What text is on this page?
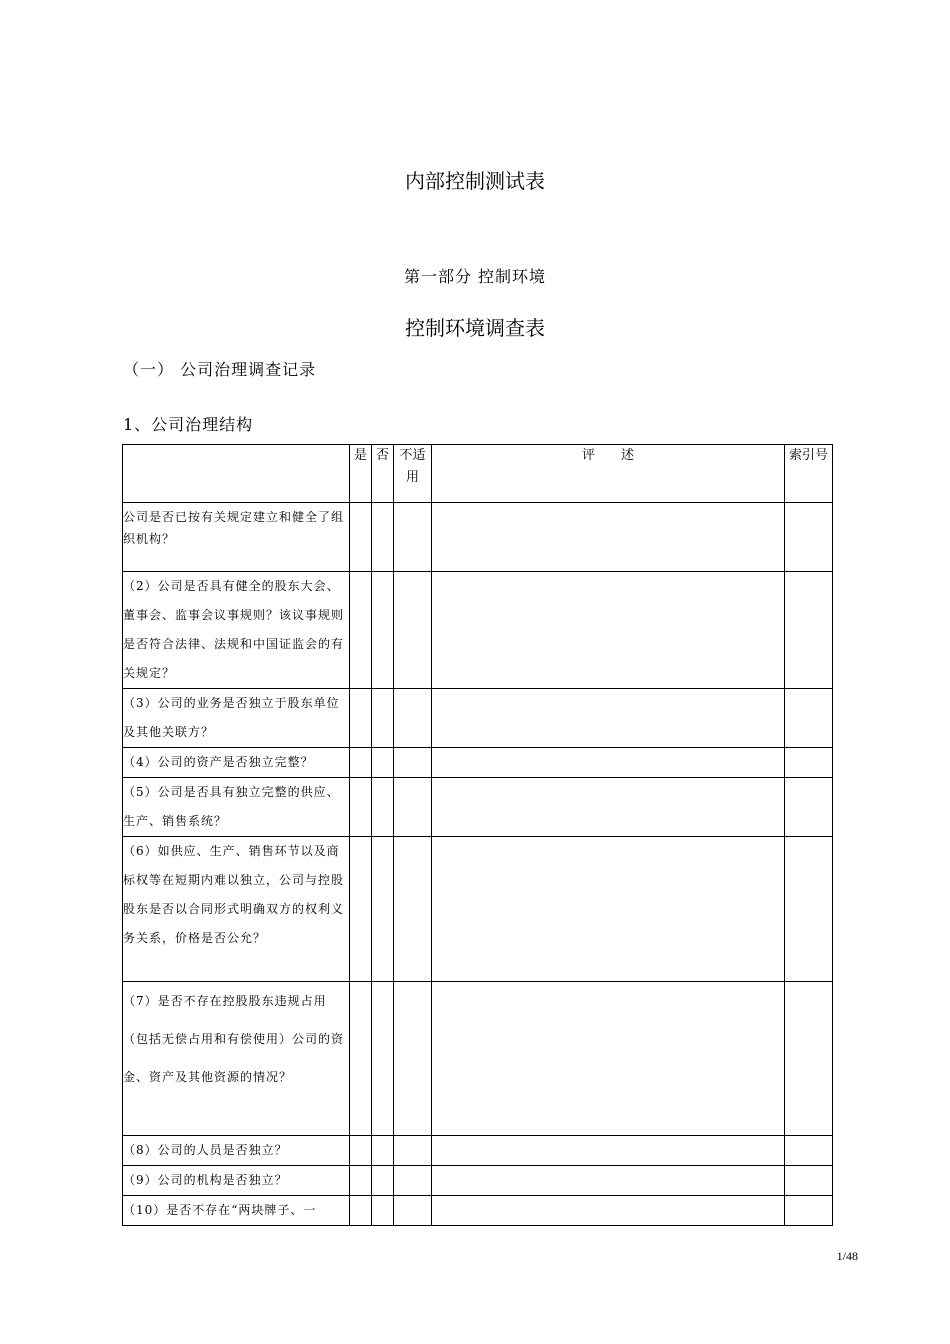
内部控制测试表
第一部分 控制环境
控制环境调查表
（一） 公司治理调查记录
1、公司治理结构
	是	否	不适用	评　　述	索引号
公司是否已按有关规定建立和健全了组织机构？					
（2）公司是否具有健全的股东大会、董事会、监事会议事规则？该议事规则是否符合法律、法规和中国证监会的有关规定？					
（3）公司的业务是否独立于股东单位及其他关联方？					
（4）公司的资产是否独立完整？					
（5）公司是否具有独立完整的供应、生产、销售系统？					
（6）如供应、生产、销售环节以及商标权等在短期内难以独立，公司与控股股东是否以合同形式明确双方的权利义务关系，价格是否公允？					
（7）是否不存在控股股东违规占用（包括无偿占用和有偿使用）公司的资金、资产及其他资源的情况？					
（8）公司的人员是否独立？					
（9）公司的机构是否独立？					
（10）是否不存在“两块牌子、一					
1/48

□ □ □

Work to complete.
The entries above are to be returned exactly, without their pictures.

Correct response.
What text is on this page?
内部控制测试表
第一部分 控制环境
控制环境调查表
（一） 公司治理调查记录
1、公司治理结构
	是	否	不适用	评　　述	索引号
公司是否已按有关规定建立和健全了组织机构？					
（2）公司是否具有健全的股东大会、董事会、监事会议事规则？该议事规则是否符合法律、法规和中国证监会的有关规定？					
（3）公司的业务是否独立于股东单位及其他关联方？					
（4）公司的资产是否独立完整？					
（5）公司是否具有独立完整的供应、生产、销售系统？					
（6）如供应、生产、销售环节以及商标权等在短期内难以独立，公司与控股股东是否以合同形式明确双方的权利义务关系，价格是否公允？					
（7）是否不存在控股股东违规占用（包括无偿占用和有偿使用）公司的资金、资产及其他资源的情况？					
（8）公司的人员是否独立？					
（9）公司的机构是否独立？					
（10）是否不存在“两块牌子、一					
1/48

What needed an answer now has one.